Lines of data
************

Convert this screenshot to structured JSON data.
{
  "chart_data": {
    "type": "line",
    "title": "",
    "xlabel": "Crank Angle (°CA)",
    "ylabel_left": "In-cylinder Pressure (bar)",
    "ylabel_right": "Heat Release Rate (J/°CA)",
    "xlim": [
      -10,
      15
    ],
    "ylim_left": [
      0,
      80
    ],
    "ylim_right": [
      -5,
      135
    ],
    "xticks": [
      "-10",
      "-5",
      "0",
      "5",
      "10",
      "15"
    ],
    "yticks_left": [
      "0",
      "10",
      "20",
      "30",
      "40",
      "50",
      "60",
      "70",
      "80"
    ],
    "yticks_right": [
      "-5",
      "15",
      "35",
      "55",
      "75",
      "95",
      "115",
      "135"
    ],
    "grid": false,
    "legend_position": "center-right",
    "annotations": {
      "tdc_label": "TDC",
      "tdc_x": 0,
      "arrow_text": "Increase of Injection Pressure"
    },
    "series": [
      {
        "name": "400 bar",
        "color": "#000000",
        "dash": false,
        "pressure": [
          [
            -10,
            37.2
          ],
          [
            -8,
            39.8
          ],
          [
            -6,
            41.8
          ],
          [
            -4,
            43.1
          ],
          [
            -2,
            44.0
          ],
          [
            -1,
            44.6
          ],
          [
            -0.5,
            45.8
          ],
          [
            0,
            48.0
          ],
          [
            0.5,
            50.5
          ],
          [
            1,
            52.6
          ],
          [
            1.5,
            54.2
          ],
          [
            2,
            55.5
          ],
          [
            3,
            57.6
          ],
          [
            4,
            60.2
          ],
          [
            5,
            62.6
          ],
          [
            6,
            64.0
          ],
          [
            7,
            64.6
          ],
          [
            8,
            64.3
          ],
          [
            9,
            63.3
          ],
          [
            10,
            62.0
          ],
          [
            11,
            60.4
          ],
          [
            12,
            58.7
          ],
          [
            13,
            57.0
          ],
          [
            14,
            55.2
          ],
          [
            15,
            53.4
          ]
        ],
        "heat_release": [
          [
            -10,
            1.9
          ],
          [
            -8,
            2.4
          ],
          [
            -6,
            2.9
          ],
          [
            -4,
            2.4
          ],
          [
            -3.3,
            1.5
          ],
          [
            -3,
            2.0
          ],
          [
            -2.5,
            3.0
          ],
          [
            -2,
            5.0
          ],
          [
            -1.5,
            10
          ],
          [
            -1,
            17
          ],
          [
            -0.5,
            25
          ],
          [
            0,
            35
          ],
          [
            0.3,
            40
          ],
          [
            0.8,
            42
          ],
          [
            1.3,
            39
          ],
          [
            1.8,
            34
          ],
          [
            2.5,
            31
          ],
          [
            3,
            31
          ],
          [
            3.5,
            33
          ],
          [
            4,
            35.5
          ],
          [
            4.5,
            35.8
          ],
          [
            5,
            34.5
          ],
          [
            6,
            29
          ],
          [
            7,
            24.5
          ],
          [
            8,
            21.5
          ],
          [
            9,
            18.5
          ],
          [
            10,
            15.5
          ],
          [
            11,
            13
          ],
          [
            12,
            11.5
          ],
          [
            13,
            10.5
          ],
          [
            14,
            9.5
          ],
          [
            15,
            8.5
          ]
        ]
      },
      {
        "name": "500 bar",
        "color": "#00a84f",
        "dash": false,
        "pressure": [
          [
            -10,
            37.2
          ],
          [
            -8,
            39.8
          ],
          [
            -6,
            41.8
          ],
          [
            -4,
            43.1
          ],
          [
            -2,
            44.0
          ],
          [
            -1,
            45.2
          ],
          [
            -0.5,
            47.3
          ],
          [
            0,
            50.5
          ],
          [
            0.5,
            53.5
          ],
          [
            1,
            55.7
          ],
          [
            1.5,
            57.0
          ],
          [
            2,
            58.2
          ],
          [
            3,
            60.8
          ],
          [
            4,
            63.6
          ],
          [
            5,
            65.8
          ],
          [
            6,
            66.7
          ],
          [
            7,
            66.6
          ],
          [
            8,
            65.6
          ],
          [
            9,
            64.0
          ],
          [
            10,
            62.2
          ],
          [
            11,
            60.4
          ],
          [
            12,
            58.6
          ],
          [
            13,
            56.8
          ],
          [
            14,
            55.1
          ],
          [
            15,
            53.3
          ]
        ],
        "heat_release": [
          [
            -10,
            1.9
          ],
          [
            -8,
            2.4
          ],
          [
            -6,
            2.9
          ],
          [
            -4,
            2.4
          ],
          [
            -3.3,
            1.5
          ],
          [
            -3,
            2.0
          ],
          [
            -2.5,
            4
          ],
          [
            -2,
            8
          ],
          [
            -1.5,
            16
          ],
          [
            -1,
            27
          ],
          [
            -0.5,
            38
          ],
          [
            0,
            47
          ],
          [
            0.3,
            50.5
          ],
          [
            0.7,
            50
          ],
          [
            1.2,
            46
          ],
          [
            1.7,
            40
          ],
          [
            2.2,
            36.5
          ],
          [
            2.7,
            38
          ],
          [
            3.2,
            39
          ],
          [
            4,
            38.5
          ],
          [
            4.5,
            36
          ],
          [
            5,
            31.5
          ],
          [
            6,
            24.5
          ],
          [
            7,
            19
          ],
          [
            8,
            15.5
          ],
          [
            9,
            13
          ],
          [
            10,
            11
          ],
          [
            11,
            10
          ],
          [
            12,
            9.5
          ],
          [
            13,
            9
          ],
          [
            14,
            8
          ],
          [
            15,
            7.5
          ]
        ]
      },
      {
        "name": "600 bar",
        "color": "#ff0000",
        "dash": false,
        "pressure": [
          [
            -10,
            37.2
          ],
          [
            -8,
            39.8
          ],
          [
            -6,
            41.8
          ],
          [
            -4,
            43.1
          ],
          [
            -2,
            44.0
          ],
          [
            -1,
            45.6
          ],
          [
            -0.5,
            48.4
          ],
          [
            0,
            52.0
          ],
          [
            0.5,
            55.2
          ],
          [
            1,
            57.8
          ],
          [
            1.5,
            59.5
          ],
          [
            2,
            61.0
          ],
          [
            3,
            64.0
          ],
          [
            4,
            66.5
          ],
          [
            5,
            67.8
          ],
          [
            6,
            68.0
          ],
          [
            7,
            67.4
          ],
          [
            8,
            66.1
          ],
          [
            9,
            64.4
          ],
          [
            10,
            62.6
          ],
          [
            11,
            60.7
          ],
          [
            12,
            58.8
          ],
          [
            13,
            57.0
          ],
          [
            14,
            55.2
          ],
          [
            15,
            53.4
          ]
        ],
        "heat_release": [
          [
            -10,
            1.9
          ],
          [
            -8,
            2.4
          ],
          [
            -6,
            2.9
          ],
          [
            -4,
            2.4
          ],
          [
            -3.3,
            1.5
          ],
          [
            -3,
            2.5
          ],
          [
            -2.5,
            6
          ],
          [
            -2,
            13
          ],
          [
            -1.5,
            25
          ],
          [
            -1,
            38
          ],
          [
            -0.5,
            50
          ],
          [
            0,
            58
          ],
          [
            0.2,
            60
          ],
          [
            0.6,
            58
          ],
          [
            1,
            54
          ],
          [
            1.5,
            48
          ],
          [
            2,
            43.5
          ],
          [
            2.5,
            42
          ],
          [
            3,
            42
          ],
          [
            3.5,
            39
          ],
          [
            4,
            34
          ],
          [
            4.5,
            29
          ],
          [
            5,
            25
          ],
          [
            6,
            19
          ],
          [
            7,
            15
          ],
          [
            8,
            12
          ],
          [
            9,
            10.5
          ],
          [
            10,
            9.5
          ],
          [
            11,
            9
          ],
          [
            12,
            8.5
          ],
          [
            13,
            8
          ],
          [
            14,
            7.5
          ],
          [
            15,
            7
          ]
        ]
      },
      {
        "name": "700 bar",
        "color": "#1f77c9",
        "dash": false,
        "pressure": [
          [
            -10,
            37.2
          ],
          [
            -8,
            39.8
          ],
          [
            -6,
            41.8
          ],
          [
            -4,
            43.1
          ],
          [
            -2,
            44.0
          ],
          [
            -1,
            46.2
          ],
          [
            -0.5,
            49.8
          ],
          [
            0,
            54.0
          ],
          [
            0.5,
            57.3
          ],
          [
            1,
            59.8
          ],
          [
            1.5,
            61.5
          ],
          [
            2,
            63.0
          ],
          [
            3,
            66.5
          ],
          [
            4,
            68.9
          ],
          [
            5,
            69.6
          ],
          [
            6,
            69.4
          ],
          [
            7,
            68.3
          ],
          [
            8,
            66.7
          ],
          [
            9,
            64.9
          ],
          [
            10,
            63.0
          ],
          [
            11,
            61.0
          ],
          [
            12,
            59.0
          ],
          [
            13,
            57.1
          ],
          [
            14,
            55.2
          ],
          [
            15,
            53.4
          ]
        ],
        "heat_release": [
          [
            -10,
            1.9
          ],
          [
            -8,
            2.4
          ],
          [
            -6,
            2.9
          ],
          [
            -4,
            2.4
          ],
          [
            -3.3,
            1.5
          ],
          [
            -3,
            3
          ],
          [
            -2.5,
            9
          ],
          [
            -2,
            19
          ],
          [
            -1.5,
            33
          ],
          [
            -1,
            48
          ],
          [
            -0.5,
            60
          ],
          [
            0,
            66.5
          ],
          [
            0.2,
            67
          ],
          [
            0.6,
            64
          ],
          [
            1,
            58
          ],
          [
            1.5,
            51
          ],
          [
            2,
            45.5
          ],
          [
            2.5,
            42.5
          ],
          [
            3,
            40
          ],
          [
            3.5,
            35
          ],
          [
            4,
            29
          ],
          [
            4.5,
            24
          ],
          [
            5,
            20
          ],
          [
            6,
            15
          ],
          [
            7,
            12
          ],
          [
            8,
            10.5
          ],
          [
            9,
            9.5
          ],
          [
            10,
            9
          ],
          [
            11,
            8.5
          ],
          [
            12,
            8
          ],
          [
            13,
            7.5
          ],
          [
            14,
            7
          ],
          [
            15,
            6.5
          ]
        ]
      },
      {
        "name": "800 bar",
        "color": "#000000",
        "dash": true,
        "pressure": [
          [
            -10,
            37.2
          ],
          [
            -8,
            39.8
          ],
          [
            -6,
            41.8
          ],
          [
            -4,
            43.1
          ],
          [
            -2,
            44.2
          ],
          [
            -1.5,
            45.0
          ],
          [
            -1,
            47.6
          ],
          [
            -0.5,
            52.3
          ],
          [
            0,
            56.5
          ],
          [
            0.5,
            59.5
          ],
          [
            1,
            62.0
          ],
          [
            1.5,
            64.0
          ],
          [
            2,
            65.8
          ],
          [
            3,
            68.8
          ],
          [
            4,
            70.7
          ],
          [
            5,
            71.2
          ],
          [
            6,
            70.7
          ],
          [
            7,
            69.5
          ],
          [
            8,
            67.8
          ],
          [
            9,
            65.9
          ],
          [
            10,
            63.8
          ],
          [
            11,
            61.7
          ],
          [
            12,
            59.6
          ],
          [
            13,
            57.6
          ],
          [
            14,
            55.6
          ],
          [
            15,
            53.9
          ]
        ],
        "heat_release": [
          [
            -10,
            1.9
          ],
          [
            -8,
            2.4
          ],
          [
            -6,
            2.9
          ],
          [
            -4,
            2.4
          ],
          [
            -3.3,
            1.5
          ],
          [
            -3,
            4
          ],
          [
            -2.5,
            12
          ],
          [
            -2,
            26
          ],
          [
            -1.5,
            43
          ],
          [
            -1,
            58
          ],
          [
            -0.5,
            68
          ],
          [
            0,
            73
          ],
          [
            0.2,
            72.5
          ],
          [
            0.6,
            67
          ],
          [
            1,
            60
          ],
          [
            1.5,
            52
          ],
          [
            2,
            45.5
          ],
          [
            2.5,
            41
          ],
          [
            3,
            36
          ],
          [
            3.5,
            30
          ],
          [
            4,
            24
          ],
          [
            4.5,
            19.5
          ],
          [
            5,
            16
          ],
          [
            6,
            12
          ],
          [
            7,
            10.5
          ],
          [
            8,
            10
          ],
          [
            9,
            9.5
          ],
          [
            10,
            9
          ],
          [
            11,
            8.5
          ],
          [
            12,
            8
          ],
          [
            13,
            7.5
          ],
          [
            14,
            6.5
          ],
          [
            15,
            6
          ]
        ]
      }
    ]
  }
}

************

What you are asked to do –
Search the entries for "color" and copy out each line that has it.

Answer to this task –
        "color": "#000000",
        "color": "#00a84f",
        "color": "#ff0000",
        "color": "#1f77c9",
        "color": "#000000",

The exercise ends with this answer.